- GOAL
Find each line with the word "value" and say how many there are, nothing else.

- PROVIDED MATERIAL

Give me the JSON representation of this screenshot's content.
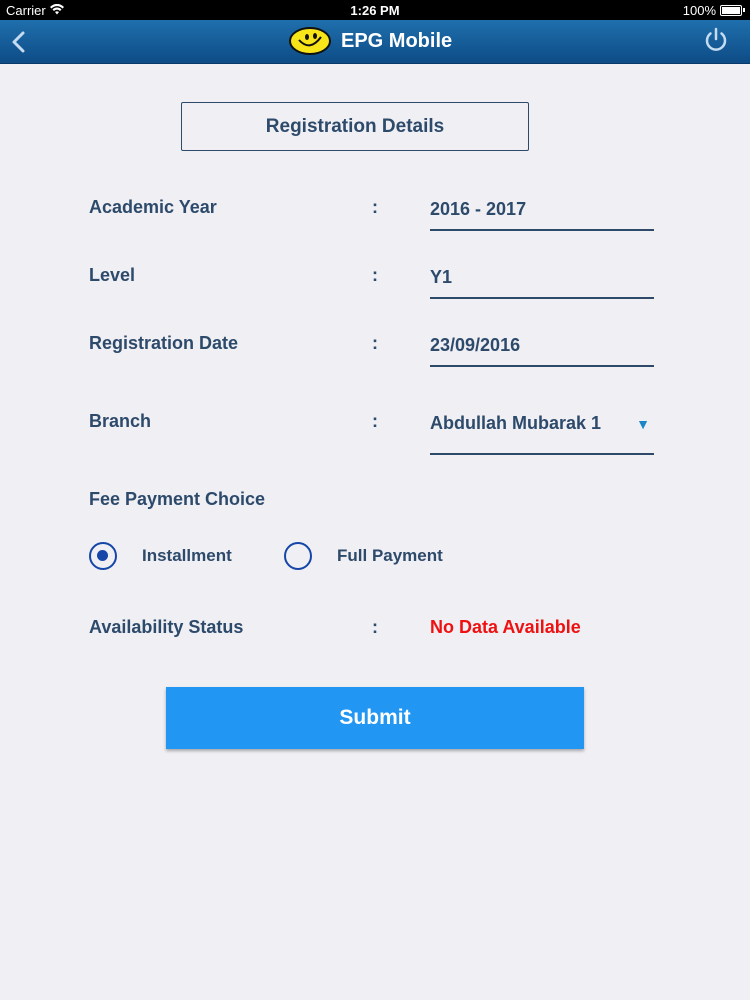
{
  "status_bar": {
    "carrier": "Carrier",
    "time": "1:26 PM",
    "battery": "100%"
  },
  "nav": {
    "title": "EPG Mobile",
    "back_icon": "chevron-left-icon",
    "logo_icon": "smiley-logo",
    "power_icon": "power-icon"
  },
  "form": {
    "header": "Registration Details",
    "academic_year": {
      "label": "Academic Year",
      "value": "2016 - 2017"
    },
    "level": {
      "label": "Level",
      "value": "Y1"
    },
    "registration_date": {
      "label": "Registration Date",
      "value": "23/09/2016"
    },
    "branch": {
      "label": "Branch",
      "value": "Abdullah Mubarak 1"
    },
    "fee_payment": {
      "label": "Fee Payment Choice",
      "options": [
        {
          "label": "Installment",
          "selected": true
        },
        {
          "label": "Full Payment",
          "selected": false
        }
      ]
    },
    "availability": {
      "label": "Availability Status",
      "value": "No Data Available"
    },
    "colon": ":",
    "submit_label": "Submit"
  },
  "colors": {
    "nav_bg": "#155d9b",
    "label": "#2d4a6b",
    "radio": "#1546a8",
    "error": "#ee1111",
    "button": "#2196f3"
  }
}
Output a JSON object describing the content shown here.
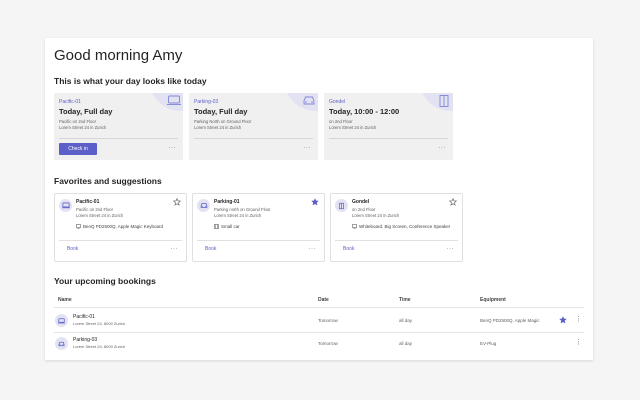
{
  "greeting": "Good morning Amy",
  "sections": {
    "today": "This is what your day looks like today",
    "favorites": "Favorites and suggestions",
    "upcoming": "Your upcoming bookings"
  },
  "today_cards": [
    {
      "name": "Pacific-01",
      "when": "Today, Full day",
      "location": "Pacific on 2nd Floor",
      "address": "Lorem Street 24 in Zurich",
      "action": "Check in",
      "more": "···",
      "icon": "desk-icon"
    },
    {
      "name": "Parking-03",
      "when": "Today, Full day",
      "location": "Parking North on Ground Floor",
      "address": "Lorem Street 24 in Zurich",
      "more": "···",
      "icon": "car-icon"
    },
    {
      "name": "Gondel",
      "when": "Today, 10:00 - 12:00",
      "location": "on 2nd Floor",
      "address": "Lorem Street 24 in Zurich",
      "more": "···",
      "icon": "room-icon"
    }
  ],
  "favorites": [
    {
      "name": "Pacific-01",
      "location": "Pacific on 2nd Floor",
      "address": "Lorem Street 24 in Zurich",
      "equipment": "BenQ PD2500Q, Apple Magic Keyboard",
      "favorited": false,
      "action": "Book",
      "more": "···",
      "icon": "desk-icon"
    },
    {
      "name": "Parking-01",
      "location": "Parking north on Ground Floor",
      "address": "Lorem Street 24 in Zurich",
      "equipment": "Small car",
      "favorited": true,
      "action": "Book",
      "more": "···",
      "icon": "car-icon"
    },
    {
      "name": "Gondel",
      "location": "on 2nd Floor",
      "address": "Lorem Street 24 in Zurich",
      "equipment": "Whiteboard, Big Screen, Conference Speaker",
      "favorited": false,
      "action": "Book",
      "more": "···",
      "icon": "room-icon"
    }
  ],
  "table": {
    "headers": [
      "Name",
      "Date",
      "Time",
      "Equipment"
    ],
    "rows": [
      {
        "name": "Pacific-01",
        "address": "Lorem Street 24, 8000 Zurich",
        "date": "Tomorrow",
        "time": "all day",
        "equipment": "BenQ PD2500Q, Apple Magic",
        "favorited": true,
        "more": "⋮",
        "icon": "desk-icon"
      },
      {
        "name": "Parking-03",
        "address": "Lorem Street 24, 8000 Zurich",
        "date": "Tomorrow",
        "time": "all day",
        "equipment": "EV-Plug",
        "favorited": false,
        "more": "⋮",
        "icon": "car-icon"
      }
    ]
  },
  "colors": {
    "accent": "#5b5fc7",
    "accent_light": "#e3e2f3",
    "card_bg": "#f0f0f0"
  }
}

- EXPECTED ANSWER
5